* Exercise *
Find the line that contains "Serialize everything readable". Repeat that line and all lines following it, exactly, through the end of the listing below.

* Supplied data *
------
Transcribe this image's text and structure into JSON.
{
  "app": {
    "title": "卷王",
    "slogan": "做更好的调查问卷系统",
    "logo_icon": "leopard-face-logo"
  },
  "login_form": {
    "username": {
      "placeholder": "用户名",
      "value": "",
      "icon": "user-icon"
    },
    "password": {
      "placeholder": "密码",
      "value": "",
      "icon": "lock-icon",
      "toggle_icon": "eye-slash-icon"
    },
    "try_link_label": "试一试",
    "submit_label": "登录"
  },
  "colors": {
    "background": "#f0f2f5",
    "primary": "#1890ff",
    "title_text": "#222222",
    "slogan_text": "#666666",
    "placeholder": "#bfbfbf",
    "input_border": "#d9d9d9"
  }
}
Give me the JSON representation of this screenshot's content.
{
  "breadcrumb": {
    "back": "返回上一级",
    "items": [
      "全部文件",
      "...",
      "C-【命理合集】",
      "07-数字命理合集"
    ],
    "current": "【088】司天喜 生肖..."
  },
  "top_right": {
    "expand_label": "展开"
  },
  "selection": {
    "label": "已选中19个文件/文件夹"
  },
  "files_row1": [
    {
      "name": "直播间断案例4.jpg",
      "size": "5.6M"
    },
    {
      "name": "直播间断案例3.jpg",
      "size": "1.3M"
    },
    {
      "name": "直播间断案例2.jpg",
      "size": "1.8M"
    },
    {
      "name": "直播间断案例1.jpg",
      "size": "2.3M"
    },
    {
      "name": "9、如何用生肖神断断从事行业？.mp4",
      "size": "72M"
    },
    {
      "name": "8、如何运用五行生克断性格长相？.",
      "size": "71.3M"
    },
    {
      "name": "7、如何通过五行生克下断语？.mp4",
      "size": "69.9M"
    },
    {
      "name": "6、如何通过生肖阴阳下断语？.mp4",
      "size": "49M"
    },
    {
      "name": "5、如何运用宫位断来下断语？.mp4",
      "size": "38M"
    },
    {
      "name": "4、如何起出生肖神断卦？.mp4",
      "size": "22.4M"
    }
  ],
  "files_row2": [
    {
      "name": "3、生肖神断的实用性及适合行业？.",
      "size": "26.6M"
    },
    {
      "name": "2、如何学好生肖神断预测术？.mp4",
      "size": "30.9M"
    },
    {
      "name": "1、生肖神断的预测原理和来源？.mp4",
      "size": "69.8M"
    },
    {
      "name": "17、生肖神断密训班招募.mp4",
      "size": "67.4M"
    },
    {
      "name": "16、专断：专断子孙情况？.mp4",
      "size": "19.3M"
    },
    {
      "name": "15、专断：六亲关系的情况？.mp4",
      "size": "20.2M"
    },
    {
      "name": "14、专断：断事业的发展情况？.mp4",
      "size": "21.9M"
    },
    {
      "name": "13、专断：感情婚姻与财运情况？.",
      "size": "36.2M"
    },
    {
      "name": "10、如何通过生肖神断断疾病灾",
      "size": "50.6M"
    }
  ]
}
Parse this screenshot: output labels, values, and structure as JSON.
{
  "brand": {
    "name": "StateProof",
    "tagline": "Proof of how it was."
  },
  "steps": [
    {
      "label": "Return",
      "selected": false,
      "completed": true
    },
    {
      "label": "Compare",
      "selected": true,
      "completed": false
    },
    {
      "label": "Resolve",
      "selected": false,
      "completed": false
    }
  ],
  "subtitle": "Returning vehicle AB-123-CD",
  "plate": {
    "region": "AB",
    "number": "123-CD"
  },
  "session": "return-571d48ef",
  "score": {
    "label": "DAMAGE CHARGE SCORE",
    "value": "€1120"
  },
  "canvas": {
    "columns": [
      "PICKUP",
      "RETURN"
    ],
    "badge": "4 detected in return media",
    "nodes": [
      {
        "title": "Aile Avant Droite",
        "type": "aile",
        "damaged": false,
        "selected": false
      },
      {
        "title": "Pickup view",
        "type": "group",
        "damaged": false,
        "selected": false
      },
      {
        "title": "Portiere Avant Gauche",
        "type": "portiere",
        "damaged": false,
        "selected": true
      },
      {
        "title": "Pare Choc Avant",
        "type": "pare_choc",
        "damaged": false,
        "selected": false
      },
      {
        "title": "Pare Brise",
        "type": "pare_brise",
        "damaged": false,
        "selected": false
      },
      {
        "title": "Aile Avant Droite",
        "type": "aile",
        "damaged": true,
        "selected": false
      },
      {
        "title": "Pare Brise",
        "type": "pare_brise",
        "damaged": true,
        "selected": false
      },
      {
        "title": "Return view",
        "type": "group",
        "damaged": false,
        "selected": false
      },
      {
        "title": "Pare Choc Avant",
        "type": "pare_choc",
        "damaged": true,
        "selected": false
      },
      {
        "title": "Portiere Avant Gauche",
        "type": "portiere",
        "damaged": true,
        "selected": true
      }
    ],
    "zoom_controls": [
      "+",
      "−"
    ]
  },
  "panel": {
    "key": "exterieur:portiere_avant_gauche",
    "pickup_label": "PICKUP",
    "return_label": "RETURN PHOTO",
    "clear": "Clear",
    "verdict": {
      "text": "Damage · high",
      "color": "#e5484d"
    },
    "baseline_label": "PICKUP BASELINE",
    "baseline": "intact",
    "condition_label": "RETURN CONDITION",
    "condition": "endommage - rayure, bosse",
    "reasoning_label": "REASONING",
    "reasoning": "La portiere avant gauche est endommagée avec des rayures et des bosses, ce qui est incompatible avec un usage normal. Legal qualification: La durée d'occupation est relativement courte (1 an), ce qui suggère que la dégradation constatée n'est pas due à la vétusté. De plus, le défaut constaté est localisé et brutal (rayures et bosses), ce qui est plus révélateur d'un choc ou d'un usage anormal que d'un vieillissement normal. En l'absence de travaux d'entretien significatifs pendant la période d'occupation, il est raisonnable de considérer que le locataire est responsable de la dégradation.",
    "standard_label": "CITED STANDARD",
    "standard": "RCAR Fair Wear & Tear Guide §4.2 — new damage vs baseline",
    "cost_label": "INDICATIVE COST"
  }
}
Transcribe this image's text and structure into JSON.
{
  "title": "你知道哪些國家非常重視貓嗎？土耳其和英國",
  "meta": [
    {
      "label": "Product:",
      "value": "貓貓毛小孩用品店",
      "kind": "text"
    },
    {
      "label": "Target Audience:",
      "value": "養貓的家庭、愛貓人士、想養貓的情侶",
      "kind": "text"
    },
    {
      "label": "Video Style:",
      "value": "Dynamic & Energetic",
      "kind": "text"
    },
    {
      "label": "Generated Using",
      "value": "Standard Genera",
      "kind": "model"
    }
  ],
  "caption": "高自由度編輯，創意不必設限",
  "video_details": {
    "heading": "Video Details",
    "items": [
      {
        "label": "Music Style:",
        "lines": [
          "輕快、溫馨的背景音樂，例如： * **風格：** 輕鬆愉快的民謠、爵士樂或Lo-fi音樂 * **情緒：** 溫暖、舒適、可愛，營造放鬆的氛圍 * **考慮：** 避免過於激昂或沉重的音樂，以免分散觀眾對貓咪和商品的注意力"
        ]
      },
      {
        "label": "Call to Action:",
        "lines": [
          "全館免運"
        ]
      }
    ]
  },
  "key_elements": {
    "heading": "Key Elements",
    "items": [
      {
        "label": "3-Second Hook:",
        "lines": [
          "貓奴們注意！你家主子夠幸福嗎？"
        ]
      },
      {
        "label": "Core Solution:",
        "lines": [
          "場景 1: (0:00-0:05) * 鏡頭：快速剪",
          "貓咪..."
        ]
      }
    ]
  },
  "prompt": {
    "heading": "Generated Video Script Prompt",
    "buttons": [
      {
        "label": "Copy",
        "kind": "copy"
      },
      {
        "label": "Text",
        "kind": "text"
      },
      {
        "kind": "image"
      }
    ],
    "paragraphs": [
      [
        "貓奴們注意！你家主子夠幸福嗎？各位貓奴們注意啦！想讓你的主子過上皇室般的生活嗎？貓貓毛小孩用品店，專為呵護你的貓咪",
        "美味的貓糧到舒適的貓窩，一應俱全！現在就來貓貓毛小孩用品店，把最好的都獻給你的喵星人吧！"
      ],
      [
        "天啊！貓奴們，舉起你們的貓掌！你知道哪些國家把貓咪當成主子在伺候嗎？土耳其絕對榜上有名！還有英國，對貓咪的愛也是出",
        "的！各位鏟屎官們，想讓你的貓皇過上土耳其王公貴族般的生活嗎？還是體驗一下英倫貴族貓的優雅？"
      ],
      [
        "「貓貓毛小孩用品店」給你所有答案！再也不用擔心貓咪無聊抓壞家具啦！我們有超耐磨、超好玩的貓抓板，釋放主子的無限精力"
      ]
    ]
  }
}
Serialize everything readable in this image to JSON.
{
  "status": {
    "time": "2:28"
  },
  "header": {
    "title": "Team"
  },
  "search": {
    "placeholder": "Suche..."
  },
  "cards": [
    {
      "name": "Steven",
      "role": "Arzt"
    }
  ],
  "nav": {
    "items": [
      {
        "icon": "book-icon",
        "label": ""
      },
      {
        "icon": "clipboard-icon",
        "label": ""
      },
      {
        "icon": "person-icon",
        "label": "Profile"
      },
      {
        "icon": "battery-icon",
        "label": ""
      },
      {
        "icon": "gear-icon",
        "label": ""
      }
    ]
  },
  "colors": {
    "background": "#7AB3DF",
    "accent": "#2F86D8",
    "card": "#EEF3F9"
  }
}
------
* Written response *
Serialize everything readable in this image to JSON.
{
  "status": {
    "time": "2:28"
  },
  "header": {
    "title": "Team"
  },
  "search": {
    "placeholder": "Suche..."
  },
  "cards": [
    {
      "name": "Steven",
      "role": "Arzt"
    }
  ],
  "nav": {
    "items": [
      {
        "icon": "book-icon",
        "label": ""
      },
      {
        "icon": "clipboard-icon",
        "label": ""
      },
      {
        "icon": "person-icon",
        "label": "Profile"
      },
      {
        "icon": "battery-icon",
        "label": ""
      },
      {
        "icon": "gear-icon",
        "label": ""
      }
    ]
  },
  "colors": {
    "background": "#7AB3DF",
    "accent": "#2F86D8",
    "card": "#EEF3F9"
  }
}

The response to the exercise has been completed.